**The exercise**
Search the listing below for the word "Qǐng" and copy each line that holds it.

**Data for this task**
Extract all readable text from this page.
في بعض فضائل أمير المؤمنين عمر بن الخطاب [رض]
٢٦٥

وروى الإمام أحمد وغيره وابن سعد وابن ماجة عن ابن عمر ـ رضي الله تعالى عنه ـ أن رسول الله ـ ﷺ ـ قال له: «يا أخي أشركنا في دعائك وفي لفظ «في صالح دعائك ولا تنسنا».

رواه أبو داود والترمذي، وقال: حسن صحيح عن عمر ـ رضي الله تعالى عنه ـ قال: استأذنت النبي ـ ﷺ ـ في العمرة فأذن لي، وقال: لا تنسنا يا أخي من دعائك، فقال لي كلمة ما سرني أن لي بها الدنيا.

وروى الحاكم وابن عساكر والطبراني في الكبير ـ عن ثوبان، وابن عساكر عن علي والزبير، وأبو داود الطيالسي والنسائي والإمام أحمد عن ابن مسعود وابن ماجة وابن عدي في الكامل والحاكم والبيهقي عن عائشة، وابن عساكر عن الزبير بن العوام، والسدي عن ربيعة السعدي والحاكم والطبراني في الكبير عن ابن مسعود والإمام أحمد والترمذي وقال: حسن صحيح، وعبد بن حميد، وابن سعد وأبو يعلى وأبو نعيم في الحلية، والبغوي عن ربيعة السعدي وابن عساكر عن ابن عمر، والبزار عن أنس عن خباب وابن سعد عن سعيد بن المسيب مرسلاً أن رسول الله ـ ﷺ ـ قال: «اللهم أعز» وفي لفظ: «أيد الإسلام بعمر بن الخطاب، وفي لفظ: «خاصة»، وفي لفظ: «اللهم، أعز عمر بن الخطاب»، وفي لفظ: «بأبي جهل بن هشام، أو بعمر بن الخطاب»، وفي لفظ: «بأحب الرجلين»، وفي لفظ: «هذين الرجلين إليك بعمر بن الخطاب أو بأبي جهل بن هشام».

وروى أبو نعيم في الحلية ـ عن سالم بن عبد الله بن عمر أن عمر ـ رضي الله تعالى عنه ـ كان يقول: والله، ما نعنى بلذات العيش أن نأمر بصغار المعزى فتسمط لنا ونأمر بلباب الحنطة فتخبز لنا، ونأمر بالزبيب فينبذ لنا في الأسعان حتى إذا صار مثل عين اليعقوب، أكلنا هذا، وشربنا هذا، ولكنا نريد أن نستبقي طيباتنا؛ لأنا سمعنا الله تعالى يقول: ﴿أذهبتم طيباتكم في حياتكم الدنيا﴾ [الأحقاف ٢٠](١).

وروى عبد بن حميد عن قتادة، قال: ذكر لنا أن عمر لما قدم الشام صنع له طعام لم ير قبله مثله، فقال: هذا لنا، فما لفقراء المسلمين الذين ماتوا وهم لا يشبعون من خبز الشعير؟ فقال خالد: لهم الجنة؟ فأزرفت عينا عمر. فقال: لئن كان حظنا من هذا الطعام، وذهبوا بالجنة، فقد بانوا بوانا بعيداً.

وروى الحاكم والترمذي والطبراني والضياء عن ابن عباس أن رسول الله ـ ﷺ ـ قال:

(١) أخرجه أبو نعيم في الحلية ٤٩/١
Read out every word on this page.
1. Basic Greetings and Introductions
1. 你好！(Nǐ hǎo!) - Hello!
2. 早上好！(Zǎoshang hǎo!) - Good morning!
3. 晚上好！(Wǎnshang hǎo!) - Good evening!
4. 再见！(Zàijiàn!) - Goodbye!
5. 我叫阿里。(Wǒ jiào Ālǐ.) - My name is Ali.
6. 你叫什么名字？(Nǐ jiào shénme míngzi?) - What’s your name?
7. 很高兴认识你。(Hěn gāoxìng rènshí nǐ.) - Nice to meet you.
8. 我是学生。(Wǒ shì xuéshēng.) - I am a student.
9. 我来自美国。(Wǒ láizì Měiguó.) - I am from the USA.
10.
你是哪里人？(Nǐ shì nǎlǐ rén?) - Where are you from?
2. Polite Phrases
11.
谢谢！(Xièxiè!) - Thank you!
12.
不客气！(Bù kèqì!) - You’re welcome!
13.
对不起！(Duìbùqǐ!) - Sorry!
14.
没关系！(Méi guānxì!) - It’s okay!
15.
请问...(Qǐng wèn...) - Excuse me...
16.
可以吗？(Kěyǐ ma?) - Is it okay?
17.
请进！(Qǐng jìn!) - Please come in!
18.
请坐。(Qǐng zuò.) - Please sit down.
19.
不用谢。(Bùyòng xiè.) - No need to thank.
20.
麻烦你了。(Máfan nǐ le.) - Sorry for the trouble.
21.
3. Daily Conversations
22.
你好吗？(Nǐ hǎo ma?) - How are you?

**Answer for this exercise**
请问...(Qǐng wèn...) - Excuse me...
请进！(Qǐng jìn!) - Please come in!
请坐。(Qǐng zuò.) - Please sit down.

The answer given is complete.